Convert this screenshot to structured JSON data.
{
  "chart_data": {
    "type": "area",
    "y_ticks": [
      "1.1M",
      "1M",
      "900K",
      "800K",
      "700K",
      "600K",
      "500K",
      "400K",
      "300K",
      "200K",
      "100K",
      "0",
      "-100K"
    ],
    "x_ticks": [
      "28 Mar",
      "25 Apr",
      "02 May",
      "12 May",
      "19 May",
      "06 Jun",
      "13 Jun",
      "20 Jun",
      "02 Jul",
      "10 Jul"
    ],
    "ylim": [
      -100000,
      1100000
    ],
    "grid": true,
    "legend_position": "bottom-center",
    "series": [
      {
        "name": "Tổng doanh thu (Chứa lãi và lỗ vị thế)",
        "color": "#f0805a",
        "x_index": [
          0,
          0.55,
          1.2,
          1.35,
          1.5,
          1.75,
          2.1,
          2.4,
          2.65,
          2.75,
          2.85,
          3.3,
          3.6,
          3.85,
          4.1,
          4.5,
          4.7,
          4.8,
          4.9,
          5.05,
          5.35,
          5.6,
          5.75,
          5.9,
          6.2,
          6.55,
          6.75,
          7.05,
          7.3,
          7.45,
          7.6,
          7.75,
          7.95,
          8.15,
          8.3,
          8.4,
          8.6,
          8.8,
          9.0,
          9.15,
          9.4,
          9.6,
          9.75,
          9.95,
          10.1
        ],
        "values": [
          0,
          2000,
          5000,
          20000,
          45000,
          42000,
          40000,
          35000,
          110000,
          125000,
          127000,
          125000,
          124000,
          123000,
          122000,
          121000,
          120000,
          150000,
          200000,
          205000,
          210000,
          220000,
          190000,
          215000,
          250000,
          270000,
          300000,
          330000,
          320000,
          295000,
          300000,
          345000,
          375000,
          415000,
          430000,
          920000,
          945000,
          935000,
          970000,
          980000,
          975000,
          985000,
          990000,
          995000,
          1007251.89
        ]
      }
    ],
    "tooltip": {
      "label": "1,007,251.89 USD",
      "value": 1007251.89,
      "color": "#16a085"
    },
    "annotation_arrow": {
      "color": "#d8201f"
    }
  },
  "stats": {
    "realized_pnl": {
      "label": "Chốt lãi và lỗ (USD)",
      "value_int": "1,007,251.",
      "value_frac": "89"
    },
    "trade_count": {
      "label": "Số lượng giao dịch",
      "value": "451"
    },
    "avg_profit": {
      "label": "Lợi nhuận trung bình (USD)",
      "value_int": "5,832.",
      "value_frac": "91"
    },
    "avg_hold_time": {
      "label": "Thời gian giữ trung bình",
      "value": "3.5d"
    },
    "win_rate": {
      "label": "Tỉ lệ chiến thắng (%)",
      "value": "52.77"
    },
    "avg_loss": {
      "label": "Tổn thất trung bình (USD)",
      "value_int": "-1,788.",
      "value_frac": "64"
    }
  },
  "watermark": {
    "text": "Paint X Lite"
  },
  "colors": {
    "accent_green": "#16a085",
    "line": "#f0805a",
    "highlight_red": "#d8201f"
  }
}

_ _ _ _ _

Stated task.
Extract every line that has the string "bình" in it.

Reply to the exercise.
      "label": "Lợi nhuận trung bình (USD)",
      "label": "Thời gian giữ trung bình",
      "label": "Tổn thất trung bình (USD)",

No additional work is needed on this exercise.